> _PROBLEM_
Transcribe every record that appears below, exactly and in full.

--

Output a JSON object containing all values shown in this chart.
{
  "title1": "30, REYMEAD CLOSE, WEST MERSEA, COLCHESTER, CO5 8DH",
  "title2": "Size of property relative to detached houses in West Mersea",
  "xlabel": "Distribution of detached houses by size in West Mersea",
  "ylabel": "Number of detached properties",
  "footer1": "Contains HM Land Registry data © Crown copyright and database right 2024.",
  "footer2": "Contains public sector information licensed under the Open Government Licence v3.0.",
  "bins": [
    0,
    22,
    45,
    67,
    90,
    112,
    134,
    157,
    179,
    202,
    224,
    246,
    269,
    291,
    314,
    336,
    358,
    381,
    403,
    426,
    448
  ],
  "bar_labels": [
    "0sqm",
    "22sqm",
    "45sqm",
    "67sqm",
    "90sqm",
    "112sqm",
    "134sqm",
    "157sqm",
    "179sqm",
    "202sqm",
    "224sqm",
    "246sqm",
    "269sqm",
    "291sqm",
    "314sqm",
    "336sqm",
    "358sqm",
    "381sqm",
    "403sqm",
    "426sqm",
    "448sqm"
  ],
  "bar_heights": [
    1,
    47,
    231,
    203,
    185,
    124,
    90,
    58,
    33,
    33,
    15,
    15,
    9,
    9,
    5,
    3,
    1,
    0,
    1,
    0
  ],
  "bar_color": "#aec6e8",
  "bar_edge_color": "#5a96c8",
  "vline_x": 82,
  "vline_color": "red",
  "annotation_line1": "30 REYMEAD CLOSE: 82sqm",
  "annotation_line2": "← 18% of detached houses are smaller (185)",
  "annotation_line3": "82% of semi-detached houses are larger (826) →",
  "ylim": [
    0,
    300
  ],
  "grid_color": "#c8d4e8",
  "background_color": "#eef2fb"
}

--

> _RESPONSE TO THIS EXERCISE_
Output a JSON object containing all values shown in this chart.
{
  "title1": "30, REYMEAD CLOSE, WEST MERSEA, COLCHESTER, CO5 8DH",
  "title2": "Size of property relative to detached houses in West Mersea",
  "xlabel": "Distribution of detached houses by size in West Mersea",
  "ylabel": "Number of detached properties",
  "footer1": "Contains HM Land Registry data © Crown copyright and database right 2024.",
  "footer2": "Contains public sector information licensed under the Open Government Licence v3.0.",
  "bins": [
    0,
    22,
    45,
    67,
    90,
    112,
    134,
    157,
    179,
    202,
    224,
    246,
    269,
    291,
    314,
    336,
    358,
    381,
    403,
    426,
    448
  ],
  "bar_labels": [
    "0sqm",
    "22sqm",
    "45sqm",
    "67sqm",
    "90sqm",
    "112sqm",
    "134sqm",
    "157sqm",
    "179sqm",
    "202sqm",
    "224sqm",
    "246sqm",
    "269sqm",
    "291sqm",
    "314sqm",
    "336sqm",
    "358sqm",
    "381sqm",
    "403sqm",
    "426sqm",
    "448sqm"
  ],
  "bar_heights": [
    1,
    47,
    231,
    203,
    185,
    124,
    90,
    58,
    33,
    33,
    15,
    15,
    9,
    9,
    5,
    3,
    1,
    0,
    1,
    0
  ],
  "bar_color": "#aec6e8",
  "bar_edge_color": "#5a96c8",
  "vline_x": 82,
  "vline_color": "red",
  "annotation_line1": "30 REYMEAD CLOSE: 82sqm",
  "annotation_line2": "← 18% of detached houses are smaller (185)",
  "annotation_line3": "82% of semi-detached houses are larger (826) →",
  "ylim": [
    0,
    300
  ],
  "grid_color": "#c8d4e8",
  "background_color": "#eef2fb"
}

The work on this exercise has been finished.